[Recorded data]
::::::::

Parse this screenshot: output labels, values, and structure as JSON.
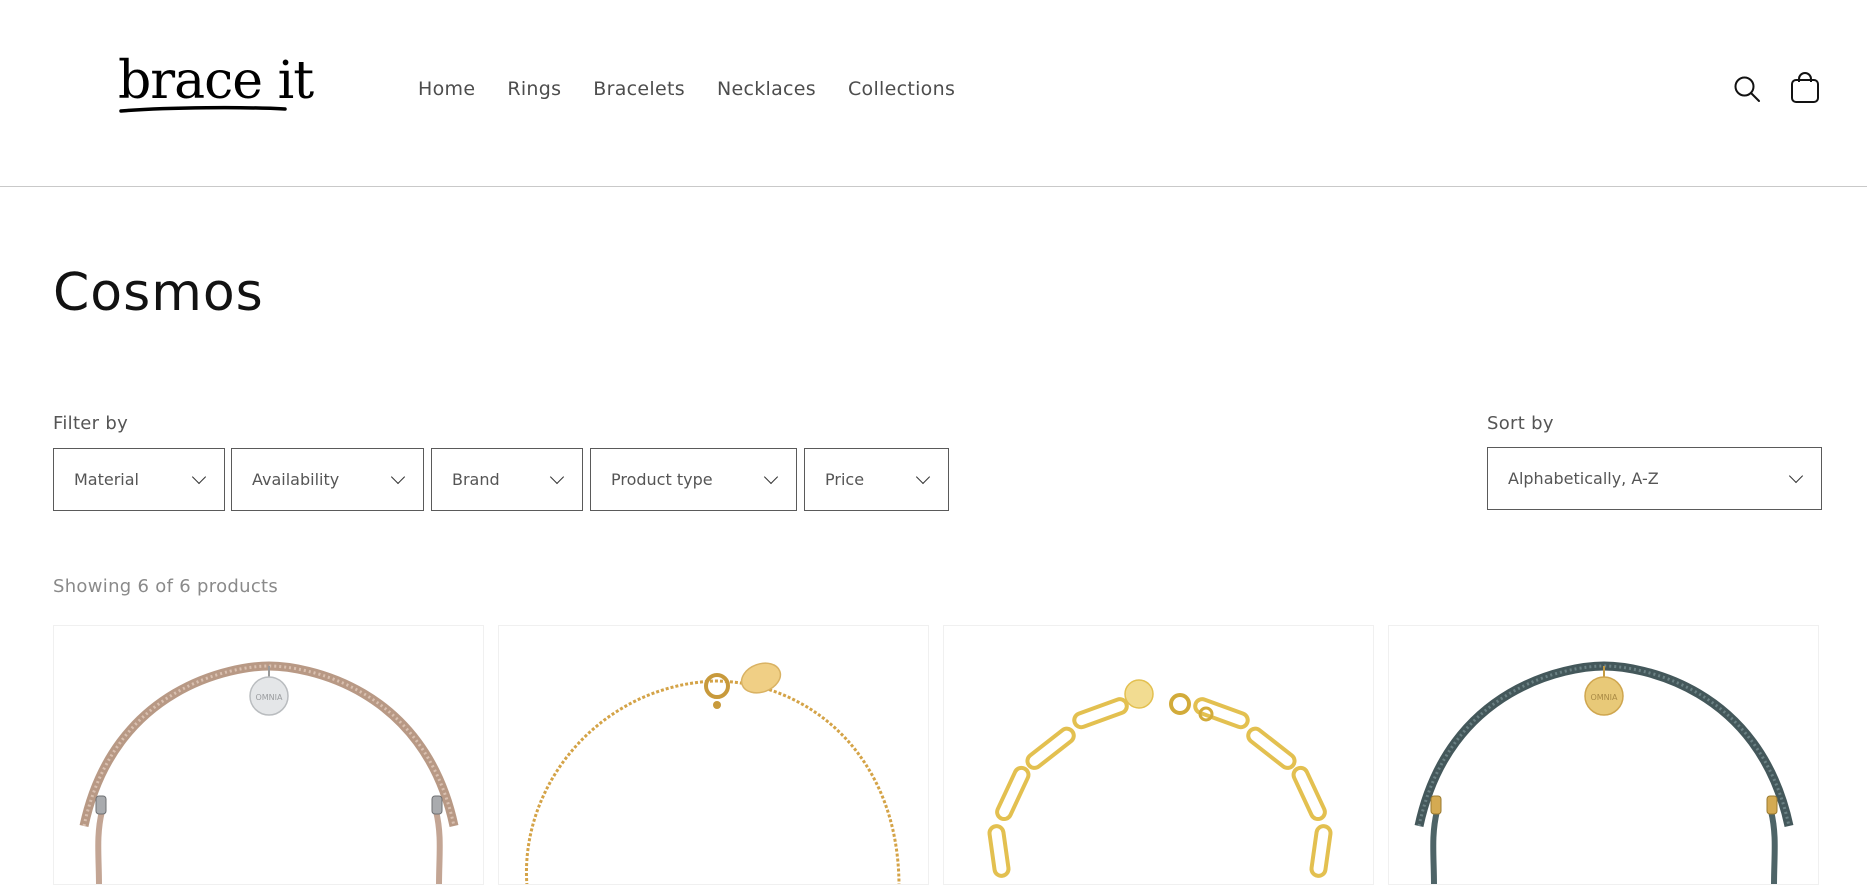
{
  "brand": {
    "logo_text": "brace it"
  },
  "nav": {
    "items": [
      "Home",
      "Rings",
      "Bracelets",
      "Necklaces",
      "Collections"
    ]
  },
  "icons": {
    "search": "search-icon",
    "cart": "bag-icon",
    "dropdown": "chevron-down-icon"
  },
  "collection": {
    "title": "Cosmos"
  },
  "filters": {
    "label": "Filter by",
    "items": [
      "Material",
      "Availability",
      "Brand",
      "Product type",
      "Price"
    ]
  },
  "sort": {
    "label": "Sort by",
    "value": "Alphabetically, A-Z"
  },
  "results": {
    "count_text": "Showing 6 of 6 products"
  },
  "products": [
    {
      "image": "beige cord bracelet with silver OMNIA tag",
      "tag_text": "OMNIA",
      "color": "#c9ab98"
    },
    {
      "image": "gold chain bracelet with oval tag",
      "tag_text": "",
      "color": "#d4a347"
    },
    {
      "image": "gold paperclip link bracelet",
      "tag_text": "",
      "color": "#e6c45a"
    },
    {
      "image": "teal cord bracelet with gold OMNIA tag",
      "tag_text": "OMNIA",
      "color": "#4e6467"
    }
  ],
  "colors": {
    "border": "#5a5a5a",
    "text": "#121212",
    "muted": "#8a8a8a"
  }
}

::::::::

Pull out all lines from the entries above in which the word "OMNIA" appears.

      "image": "beige cord bracelet with silver OMNIA tag",
      "tag_text": "OMNIA",
      "image": "teal cord bracelet with gold OMNIA tag",
      "tag_text": "OMNIA",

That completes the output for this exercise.